REQUIRED WORK:
Repeat every line below exactly, word for word.
* * * * * * * * *
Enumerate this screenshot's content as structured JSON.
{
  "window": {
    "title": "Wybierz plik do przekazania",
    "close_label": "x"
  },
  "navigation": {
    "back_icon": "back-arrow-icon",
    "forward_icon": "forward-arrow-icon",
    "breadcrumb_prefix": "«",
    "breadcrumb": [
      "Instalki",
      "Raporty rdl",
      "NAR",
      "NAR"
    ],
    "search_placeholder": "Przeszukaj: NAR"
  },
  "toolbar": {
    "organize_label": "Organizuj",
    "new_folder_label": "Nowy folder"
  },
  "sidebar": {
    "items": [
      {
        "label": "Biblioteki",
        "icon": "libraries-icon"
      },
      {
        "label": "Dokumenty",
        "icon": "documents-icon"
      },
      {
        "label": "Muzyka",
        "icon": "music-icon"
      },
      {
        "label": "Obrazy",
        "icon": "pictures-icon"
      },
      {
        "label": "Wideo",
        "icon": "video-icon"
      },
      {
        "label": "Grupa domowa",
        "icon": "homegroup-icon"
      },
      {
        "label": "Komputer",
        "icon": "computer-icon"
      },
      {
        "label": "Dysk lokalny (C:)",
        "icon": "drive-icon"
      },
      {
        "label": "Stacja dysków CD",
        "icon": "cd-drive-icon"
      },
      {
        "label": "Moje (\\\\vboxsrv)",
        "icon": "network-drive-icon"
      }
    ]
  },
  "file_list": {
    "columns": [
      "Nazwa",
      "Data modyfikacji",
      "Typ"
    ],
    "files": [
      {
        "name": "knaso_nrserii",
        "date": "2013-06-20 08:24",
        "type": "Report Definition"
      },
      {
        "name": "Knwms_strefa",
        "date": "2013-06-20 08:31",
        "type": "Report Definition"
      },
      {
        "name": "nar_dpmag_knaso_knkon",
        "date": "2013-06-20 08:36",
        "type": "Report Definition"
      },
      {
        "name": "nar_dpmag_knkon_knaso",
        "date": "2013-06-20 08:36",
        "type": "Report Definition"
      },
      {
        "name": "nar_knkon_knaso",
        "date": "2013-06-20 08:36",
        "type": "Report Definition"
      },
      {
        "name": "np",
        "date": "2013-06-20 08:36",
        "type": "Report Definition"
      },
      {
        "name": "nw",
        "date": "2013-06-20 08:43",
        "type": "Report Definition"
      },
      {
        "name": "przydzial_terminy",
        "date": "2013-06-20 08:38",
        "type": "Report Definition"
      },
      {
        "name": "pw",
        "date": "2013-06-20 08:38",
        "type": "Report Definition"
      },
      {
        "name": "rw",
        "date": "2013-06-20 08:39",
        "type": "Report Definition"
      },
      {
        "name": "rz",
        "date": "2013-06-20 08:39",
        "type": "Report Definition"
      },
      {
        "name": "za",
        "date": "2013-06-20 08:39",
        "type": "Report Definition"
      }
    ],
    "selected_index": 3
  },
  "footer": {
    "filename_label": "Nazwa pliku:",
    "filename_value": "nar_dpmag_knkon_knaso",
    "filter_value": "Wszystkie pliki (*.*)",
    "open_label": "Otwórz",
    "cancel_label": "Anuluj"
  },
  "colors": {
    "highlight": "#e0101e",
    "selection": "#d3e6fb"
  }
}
* * * * * * * * *
RESULT OF THIS EXERCISE:
Enumerate this screenshot's content as structured JSON.
{
  "window": {
    "title": "Wybierz plik do przekazania",
    "close_label": "x"
  },
  "navigation": {
    "back_icon": "back-arrow-icon",
    "forward_icon": "forward-arrow-icon",
    "breadcrumb_prefix": "«",
    "breadcrumb": [
      "Instalki",
      "Raporty rdl",
      "NAR",
      "NAR"
    ],
    "search_placeholder": "Przeszukaj: NAR"
  },
  "toolbar": {
    "organize_label": "Organizuj",
    "new_folder_label": "Nowy folder"
  },
  "sidebar": {
    "items": [
      {
        "label": "Biblioteki",
        "icon": "libraries-icon"
      },
      {
        "label": "Dokumenty",
        "icon": "documents-icon"
      },
      {
        "label": "Muzyka",
        "icon": "music-icon"
      },
      {
        "label": "Obrazy",
        "icon": "pictures-icon"
      },
      {
        "label": "Wideo",
        "icon": "video-icon"
      },
      {
        "label": "Grupa domowa",
        "icon": "homegroup-icon"
      },
      {
        "label": "Komputer",
        "icon": "computer-icon"
      },
      {
        "label": "Dysk lokalny (C:)",
        "icon": "drive-icon"
      },
      {
        "label": "Stacja dysków CD",
        "icon": "cd-drive-icon"
      },
      {
        "label": "Moje (\\\\vboxsrv)",
        "icon": "network-drive-icon"
      }
    ]
  },
  "file_list": {
    "columns": [
      "Nazwa",
      "Data modyfikacji",
      "Typ"
    ],
    "files": [
      {
        "name": "knaso_nrserii",
        "date": "2013-06-20 08:24",
        "type": "Report Definition"
      },
      {
        "name": "Knwms_strefa",
        "date": "2013-06-20 08:31",
        "type": "Report Definition"
      },
      {
        "name": "nar_dpmag_knaso_knkon",
        "date": "2013-06-20 08:36",
        "type": "Report Definition"
      },
      {
        "name": "nar_dpmag_knkon_knaso",
        "date": "2013-06-20 08:36",
        "type": "Report Definition"
      },
      {
        "name": "nar_knkon_knaso",
        "date": "2013-06-20 08:36",
        "type": "Report Definition"
      },
      {
        "name": "np",
        "date": "2013-06-20 08:36",
        "type": "Report Definition"
      },
      {
        "name": "nw",
        "date": "2013-06-20 08:43",
        "type": "Report Definition"
      },
      {
        "name": "przydzial_terminy",
        "date": "2013-06-20 08:38",
        "type": "Report Definition"
      },
      {
        "name": "pw",
        "date": "2013-06-20 08:38",
        "type": "Report Definition"
      },
      {
        "name": "rw",
        "date": "2013-06-20 08:39",
        "type": "Report Definition"
      },
      {
        "name": "rz",
        "date": "2013-06-20 08:39",
        "type": "Report Definition"
      },
      {
        "name": "za",
        "date": "2013-06-20 08:39",
        "type": "Report Definition"
      }
    ],
    "selected_index": 3
  },
  "footer": {
    "filename_label": "Nazwa pliku:",
    "filename_value": "nar_dpmag_knkon_knaso",
    "filter_value": "Wszystkie pliki (*.*)",
    "open_label": "Otwórz",
    "cancel_label": "Anuluj"
  },
  "colors": {
    "highlight": "#e0101e",
    "selection": "#d3e6fb"
  }
}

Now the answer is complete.